Pedagang Kuliner di Lampung Batasi Stok Daging
Editor: Koko Triarko
Faktor ke dua, sebut Husiah, stok daging sengaja dikurangi imbas cuaca dominan hujan di Bandar Lampung. Sebulan terakhir hujan yang kerap terjadi pada malam hari membuat kuliner yang dijual olehnya sepi pembeli. Kerap menyediakan sekitar 1.000 tusuk sate per malam, kini ia hanya menjual 700 tusuk semua jenis daging. Hal yang sama pada porsi sop, soto dan tongseng yang disediakan olehnya.

RUMUSAN TUGAS: Kutip bagian teks bacaan tentang stok daging pedagang kuliner di Lampung, mulai dari kata-kata yang memuat "Pedagang Kuliner di" dan berhenti setelah "yang disediakan olehnya.". Materi berikut tidak diperlukan.

KUMPULAN MATERI:

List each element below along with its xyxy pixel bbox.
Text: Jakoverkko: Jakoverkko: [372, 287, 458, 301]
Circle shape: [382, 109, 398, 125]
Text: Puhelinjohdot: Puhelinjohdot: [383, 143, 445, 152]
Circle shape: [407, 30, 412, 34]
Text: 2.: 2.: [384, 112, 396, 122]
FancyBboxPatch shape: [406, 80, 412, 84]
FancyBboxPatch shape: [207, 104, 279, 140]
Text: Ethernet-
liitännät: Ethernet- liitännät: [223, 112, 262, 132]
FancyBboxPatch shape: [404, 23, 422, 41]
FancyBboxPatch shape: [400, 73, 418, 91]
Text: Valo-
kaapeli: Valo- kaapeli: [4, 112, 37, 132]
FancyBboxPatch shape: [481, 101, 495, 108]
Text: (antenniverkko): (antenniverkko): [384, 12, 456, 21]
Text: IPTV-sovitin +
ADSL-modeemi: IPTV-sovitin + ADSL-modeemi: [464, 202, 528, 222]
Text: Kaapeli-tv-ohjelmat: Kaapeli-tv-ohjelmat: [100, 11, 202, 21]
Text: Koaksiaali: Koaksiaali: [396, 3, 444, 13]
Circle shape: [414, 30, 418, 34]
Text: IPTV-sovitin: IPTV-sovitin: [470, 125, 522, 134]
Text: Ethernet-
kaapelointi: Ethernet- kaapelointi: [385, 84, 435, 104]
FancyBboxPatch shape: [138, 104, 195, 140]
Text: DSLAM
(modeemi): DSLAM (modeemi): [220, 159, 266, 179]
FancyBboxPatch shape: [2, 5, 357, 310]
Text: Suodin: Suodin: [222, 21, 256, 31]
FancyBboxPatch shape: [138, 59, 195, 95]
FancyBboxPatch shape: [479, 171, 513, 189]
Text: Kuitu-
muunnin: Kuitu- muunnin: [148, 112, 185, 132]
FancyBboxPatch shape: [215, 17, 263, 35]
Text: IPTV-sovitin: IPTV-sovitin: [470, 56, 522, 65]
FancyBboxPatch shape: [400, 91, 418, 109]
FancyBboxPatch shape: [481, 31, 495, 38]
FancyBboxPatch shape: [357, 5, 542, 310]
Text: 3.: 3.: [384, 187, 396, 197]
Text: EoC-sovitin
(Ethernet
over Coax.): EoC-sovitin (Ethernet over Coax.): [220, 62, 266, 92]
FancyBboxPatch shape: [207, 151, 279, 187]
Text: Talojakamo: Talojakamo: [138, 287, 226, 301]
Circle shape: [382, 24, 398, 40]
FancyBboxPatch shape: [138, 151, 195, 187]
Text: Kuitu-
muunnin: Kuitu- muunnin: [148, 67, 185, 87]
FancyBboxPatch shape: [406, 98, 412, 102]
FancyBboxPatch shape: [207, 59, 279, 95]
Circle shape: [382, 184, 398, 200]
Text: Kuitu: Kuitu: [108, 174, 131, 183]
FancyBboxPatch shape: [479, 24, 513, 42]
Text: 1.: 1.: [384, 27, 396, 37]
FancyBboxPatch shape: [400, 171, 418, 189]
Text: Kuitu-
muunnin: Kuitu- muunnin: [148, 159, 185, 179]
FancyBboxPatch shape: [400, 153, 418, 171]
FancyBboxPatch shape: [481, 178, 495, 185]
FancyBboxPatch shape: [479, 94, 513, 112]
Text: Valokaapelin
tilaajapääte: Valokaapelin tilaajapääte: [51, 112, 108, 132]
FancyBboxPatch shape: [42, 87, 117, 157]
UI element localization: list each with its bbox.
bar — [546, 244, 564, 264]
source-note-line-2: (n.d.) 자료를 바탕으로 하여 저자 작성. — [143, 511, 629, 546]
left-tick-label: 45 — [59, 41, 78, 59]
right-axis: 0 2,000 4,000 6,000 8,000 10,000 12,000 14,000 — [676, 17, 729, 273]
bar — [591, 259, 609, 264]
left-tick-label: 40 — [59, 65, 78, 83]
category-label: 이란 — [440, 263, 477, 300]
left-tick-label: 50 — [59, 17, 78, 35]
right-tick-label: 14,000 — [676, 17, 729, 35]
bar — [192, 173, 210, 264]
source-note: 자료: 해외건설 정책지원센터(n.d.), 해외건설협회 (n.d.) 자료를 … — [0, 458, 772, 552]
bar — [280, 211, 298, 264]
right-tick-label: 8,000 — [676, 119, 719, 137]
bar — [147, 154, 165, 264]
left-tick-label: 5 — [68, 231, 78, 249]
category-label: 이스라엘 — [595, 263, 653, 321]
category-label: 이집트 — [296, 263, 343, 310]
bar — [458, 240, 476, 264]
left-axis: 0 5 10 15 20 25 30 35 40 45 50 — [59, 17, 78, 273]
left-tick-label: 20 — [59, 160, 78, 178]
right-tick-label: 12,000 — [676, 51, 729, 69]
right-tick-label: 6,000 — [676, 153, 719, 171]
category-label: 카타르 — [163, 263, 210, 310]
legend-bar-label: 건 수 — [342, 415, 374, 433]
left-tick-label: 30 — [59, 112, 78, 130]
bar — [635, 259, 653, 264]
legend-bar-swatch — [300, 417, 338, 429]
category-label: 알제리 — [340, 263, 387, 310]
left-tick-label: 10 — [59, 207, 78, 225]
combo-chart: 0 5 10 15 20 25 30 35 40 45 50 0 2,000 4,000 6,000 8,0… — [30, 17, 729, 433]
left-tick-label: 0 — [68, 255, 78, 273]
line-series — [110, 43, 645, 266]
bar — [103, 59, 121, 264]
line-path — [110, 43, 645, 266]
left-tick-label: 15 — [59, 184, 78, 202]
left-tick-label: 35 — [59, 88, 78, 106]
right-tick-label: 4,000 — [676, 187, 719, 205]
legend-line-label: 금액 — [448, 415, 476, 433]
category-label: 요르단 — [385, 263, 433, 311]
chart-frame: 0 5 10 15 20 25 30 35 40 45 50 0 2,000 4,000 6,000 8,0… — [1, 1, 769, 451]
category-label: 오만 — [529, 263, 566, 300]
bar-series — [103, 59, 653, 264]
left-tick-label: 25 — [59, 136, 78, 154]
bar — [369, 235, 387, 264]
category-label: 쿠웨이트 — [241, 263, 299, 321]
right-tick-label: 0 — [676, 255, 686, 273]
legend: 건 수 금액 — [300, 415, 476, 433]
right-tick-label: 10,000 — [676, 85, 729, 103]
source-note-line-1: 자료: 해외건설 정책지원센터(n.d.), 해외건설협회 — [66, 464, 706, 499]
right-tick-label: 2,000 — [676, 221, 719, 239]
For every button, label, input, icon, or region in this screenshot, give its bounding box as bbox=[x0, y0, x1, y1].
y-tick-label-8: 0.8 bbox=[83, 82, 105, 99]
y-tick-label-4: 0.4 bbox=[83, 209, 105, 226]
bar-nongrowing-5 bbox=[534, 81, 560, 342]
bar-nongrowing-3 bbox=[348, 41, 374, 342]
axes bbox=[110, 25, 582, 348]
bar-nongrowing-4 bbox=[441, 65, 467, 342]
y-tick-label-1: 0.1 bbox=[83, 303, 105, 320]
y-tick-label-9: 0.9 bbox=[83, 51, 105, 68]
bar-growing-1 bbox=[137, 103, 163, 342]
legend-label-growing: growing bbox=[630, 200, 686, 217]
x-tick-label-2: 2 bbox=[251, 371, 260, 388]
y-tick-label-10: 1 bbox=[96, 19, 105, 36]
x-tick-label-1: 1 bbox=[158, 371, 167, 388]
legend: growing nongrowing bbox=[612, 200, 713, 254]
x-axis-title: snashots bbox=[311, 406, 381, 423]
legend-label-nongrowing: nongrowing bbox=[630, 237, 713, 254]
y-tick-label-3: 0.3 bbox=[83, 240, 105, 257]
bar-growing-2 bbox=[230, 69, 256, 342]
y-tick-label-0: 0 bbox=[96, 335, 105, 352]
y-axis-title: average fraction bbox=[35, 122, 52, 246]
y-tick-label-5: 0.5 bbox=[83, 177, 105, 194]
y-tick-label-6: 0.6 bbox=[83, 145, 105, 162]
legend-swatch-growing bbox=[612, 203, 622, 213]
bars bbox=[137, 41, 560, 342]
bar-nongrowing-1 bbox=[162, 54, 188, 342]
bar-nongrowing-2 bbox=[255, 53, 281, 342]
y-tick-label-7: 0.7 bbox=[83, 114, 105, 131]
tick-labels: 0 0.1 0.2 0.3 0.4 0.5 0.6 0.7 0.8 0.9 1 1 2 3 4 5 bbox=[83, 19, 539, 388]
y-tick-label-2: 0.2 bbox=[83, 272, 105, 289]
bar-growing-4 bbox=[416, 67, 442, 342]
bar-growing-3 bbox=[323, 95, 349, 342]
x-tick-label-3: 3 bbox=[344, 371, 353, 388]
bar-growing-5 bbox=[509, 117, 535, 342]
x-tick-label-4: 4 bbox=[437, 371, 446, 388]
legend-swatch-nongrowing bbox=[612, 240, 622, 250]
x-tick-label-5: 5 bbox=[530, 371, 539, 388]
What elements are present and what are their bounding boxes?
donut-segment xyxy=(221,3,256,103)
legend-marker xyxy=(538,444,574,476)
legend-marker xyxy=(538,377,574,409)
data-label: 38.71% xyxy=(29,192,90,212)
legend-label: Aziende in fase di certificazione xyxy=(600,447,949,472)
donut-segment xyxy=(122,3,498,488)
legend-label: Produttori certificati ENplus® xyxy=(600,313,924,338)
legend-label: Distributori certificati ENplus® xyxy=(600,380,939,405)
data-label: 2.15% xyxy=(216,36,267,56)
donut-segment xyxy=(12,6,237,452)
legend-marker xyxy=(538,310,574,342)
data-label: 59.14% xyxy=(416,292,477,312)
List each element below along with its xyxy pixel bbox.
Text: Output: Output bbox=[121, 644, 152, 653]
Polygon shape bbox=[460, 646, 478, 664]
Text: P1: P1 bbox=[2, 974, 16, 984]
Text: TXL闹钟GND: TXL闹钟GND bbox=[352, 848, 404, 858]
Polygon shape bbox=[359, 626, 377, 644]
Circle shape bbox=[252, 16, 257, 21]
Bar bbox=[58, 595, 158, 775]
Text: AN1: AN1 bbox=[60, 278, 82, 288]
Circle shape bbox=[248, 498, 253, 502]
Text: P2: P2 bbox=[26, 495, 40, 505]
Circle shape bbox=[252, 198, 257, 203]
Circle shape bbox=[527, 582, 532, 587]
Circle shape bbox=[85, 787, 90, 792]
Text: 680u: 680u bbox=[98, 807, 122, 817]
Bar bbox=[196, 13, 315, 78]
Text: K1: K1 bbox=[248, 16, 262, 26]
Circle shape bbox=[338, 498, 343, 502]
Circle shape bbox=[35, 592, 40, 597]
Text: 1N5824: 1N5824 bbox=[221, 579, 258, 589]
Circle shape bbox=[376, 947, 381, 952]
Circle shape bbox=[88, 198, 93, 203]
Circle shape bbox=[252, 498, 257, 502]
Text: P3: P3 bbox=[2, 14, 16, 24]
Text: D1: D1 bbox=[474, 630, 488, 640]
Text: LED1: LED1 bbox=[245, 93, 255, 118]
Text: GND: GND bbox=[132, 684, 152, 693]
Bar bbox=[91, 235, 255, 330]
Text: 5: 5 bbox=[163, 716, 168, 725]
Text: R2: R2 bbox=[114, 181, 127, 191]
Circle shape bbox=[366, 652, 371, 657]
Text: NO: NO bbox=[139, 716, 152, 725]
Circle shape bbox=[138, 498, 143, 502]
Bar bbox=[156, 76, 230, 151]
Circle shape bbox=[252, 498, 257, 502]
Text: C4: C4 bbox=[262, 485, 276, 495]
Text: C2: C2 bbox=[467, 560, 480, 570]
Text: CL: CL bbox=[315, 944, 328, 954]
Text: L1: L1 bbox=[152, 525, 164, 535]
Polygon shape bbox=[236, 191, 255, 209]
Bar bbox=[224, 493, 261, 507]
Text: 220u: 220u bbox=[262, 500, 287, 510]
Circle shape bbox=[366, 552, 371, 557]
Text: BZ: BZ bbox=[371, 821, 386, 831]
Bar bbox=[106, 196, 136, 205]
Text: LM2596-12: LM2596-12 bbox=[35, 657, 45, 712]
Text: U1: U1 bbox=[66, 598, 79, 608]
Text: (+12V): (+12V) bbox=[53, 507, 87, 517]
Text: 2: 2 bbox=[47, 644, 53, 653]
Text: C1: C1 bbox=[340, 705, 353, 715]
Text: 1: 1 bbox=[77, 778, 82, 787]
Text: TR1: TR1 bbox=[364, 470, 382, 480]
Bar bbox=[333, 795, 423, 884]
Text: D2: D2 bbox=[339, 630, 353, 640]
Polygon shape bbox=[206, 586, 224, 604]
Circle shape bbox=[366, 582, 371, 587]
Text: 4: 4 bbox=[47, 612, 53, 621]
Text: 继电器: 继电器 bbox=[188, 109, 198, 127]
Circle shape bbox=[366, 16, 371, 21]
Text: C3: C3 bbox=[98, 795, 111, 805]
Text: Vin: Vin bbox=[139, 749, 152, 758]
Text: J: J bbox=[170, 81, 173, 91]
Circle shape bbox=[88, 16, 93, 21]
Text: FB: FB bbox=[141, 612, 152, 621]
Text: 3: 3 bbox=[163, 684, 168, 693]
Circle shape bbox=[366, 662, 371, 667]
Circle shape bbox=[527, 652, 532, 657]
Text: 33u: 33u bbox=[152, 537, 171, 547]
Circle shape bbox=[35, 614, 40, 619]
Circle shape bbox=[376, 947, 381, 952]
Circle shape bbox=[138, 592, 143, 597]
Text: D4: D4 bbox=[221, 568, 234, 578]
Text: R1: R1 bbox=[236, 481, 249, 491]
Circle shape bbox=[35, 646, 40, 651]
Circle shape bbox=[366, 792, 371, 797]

JAWABAN:
Pedagang Kuliner di Lampung Batasi Stok Daging
Editor: Koko Triarko
Faktor ke dua, sebut Husiah, stok daging sengaja dikurangi imbas cuaca dominan hujan di Bandar Lampung. Sebulan terakhir hujan yang kerap terjadi pada malam hari membuat kuliner yang dijual olehnya sepi pembeli. Kerap menyediakan sekitar 1.000 tusuk sate per malam, kini ia hanya menjual 700 tusuk semua jenis daging. Hal yang sama pada porsi sop, soto dan tongseng yang disediakan olehnya.